## Task inputs
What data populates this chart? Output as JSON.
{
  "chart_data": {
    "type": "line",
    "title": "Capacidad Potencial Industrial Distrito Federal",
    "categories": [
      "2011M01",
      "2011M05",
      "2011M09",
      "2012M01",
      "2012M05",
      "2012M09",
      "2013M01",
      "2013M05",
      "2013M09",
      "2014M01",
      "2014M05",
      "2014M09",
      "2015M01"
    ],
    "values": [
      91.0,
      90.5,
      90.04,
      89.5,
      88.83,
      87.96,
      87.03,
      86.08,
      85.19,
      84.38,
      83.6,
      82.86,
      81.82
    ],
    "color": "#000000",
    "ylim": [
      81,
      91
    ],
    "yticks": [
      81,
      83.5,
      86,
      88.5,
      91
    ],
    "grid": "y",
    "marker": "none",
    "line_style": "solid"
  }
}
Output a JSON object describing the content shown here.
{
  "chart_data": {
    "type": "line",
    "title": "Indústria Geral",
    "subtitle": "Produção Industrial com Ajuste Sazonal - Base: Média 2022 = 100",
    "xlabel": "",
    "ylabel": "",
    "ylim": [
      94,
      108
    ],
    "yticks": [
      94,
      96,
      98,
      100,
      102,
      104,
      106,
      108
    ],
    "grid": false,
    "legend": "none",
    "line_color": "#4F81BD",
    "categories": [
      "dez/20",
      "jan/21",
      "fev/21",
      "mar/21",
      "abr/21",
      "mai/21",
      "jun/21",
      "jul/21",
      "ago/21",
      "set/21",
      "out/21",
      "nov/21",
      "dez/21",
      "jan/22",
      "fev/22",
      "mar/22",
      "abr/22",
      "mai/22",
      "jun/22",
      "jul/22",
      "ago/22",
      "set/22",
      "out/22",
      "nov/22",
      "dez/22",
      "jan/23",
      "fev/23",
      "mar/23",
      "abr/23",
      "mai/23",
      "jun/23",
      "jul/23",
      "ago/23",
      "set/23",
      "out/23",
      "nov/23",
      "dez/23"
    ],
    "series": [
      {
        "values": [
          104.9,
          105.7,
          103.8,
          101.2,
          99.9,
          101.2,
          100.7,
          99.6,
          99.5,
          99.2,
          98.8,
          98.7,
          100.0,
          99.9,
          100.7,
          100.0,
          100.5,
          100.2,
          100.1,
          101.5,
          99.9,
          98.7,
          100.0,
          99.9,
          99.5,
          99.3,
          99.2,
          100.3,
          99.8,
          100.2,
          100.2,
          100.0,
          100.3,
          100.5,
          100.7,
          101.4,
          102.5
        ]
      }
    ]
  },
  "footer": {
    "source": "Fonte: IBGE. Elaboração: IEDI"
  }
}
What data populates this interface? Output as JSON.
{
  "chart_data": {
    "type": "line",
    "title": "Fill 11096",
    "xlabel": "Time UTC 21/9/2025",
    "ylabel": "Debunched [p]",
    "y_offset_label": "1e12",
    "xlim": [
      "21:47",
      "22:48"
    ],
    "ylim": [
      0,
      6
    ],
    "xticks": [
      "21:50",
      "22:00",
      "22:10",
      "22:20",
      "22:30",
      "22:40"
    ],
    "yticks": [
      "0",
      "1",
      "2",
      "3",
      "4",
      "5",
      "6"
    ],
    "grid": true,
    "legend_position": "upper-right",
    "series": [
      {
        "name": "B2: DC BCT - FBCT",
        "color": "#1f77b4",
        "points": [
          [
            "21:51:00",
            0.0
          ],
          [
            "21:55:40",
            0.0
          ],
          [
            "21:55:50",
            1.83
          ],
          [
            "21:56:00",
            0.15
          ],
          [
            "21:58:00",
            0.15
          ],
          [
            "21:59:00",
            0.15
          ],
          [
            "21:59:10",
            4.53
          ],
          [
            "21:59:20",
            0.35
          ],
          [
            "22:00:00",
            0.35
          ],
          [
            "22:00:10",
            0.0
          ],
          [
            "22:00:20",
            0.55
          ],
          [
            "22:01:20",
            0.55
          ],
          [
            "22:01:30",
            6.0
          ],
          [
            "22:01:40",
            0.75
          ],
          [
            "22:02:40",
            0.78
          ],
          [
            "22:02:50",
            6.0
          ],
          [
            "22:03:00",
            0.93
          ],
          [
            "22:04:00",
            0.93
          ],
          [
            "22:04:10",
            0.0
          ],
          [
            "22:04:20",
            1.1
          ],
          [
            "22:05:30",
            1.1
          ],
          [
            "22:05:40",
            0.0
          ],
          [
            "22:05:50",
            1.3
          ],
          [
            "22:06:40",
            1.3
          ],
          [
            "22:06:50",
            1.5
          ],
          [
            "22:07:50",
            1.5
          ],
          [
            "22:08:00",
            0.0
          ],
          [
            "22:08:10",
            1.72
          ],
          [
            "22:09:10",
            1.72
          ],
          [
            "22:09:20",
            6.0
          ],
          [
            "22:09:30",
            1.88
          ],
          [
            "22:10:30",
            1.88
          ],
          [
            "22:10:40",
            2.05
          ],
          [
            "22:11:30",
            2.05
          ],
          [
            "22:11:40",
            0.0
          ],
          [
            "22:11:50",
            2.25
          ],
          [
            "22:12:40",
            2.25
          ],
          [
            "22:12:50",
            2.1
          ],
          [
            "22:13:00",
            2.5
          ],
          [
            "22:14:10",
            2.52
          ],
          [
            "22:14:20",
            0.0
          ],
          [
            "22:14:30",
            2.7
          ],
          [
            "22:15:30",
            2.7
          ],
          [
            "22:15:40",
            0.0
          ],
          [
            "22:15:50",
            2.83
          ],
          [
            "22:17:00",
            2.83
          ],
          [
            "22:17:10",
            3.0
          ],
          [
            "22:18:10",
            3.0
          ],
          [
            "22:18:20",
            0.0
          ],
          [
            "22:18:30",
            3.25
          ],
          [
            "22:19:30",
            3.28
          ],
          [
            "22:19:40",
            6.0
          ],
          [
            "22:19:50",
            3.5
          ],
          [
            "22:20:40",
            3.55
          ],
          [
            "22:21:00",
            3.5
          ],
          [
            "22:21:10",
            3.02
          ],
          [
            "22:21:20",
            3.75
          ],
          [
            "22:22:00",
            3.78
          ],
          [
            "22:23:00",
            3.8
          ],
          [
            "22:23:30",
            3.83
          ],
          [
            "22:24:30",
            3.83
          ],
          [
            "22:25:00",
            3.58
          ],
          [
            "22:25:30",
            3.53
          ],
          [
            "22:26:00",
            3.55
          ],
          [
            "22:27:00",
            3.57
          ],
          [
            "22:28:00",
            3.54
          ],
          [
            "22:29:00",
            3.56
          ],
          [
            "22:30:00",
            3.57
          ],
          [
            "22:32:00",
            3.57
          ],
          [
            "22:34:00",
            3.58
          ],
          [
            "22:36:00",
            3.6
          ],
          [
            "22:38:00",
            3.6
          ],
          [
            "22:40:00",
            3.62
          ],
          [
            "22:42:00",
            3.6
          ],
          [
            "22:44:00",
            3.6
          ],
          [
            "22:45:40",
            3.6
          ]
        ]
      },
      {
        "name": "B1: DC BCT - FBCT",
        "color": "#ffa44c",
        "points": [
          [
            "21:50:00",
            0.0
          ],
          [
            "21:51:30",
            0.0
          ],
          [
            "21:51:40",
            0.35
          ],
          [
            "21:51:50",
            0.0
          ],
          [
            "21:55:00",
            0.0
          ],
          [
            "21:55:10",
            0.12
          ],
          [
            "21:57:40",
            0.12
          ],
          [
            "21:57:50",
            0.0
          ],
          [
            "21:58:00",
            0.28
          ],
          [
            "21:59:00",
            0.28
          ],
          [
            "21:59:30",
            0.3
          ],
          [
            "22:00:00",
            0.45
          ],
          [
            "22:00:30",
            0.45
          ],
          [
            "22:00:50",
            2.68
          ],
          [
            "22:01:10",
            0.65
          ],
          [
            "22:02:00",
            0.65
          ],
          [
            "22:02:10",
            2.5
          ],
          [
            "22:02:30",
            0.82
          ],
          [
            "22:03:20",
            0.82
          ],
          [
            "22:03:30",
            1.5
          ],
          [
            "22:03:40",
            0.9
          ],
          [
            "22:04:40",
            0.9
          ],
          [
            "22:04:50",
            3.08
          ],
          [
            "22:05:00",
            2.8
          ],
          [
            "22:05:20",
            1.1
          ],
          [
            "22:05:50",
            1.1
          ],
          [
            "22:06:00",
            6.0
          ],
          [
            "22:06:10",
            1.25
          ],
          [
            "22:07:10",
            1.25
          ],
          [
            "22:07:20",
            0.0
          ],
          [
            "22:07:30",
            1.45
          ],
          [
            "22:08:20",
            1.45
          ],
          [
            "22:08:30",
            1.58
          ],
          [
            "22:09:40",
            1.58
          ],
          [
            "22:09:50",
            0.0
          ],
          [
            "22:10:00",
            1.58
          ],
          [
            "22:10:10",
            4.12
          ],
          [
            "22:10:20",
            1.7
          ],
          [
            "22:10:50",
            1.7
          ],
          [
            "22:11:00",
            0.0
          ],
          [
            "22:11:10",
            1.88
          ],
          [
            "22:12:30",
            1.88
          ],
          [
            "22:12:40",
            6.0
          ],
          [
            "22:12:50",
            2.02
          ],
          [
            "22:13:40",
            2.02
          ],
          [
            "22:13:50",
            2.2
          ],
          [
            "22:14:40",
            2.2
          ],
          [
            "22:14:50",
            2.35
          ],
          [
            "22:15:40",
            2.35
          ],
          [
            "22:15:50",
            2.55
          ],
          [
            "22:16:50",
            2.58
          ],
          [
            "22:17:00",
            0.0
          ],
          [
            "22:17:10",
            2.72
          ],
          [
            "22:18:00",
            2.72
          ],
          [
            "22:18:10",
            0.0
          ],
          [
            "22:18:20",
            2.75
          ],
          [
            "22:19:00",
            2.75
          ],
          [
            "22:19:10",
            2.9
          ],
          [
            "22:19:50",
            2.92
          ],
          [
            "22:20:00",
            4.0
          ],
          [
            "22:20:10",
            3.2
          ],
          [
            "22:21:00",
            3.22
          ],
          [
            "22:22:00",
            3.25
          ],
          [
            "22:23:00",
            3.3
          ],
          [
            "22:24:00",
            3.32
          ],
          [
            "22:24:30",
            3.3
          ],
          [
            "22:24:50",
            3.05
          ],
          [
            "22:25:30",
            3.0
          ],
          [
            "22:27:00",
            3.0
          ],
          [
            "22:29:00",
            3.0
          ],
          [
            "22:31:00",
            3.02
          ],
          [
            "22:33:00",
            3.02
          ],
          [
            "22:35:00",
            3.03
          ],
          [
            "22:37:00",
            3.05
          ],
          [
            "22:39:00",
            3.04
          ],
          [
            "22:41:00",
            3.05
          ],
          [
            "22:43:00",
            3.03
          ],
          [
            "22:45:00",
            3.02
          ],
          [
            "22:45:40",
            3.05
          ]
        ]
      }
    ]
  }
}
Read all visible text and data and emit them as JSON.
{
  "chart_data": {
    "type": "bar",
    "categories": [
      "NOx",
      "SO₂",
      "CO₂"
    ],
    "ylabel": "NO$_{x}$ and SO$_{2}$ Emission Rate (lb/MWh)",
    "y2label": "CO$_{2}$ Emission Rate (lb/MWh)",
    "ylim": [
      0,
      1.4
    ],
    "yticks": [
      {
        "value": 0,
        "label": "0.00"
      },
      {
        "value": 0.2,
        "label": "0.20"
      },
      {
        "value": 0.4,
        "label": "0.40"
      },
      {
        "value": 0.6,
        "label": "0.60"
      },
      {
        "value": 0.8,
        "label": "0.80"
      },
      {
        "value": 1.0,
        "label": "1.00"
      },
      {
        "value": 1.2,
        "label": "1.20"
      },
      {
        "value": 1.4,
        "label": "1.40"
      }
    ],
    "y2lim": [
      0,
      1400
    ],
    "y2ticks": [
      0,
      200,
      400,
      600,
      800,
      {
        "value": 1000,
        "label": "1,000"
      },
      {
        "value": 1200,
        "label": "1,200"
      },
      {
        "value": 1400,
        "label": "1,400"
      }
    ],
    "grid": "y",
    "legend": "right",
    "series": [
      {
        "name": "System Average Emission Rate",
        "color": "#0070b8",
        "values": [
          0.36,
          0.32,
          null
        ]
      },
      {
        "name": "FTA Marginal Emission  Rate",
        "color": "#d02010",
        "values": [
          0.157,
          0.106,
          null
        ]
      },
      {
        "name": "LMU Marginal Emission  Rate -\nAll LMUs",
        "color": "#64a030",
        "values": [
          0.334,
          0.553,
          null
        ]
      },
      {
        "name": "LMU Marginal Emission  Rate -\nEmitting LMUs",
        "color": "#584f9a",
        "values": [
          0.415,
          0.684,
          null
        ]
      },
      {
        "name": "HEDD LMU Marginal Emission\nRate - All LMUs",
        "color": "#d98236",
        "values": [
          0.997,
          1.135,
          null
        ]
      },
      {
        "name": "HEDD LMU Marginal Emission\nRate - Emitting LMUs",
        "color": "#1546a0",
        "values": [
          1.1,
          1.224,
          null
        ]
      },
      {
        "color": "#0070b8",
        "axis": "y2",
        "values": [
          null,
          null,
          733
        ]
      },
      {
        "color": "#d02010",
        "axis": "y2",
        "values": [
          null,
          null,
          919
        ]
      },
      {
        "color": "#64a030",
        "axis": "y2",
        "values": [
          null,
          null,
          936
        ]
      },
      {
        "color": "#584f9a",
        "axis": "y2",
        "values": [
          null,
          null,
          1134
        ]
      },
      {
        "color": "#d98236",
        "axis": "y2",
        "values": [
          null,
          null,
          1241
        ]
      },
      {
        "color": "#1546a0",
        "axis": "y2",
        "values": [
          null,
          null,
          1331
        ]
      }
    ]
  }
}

## Exercise description
Determine how many lines of the records above contain the word "name", and report only that number.

## Complete answer
8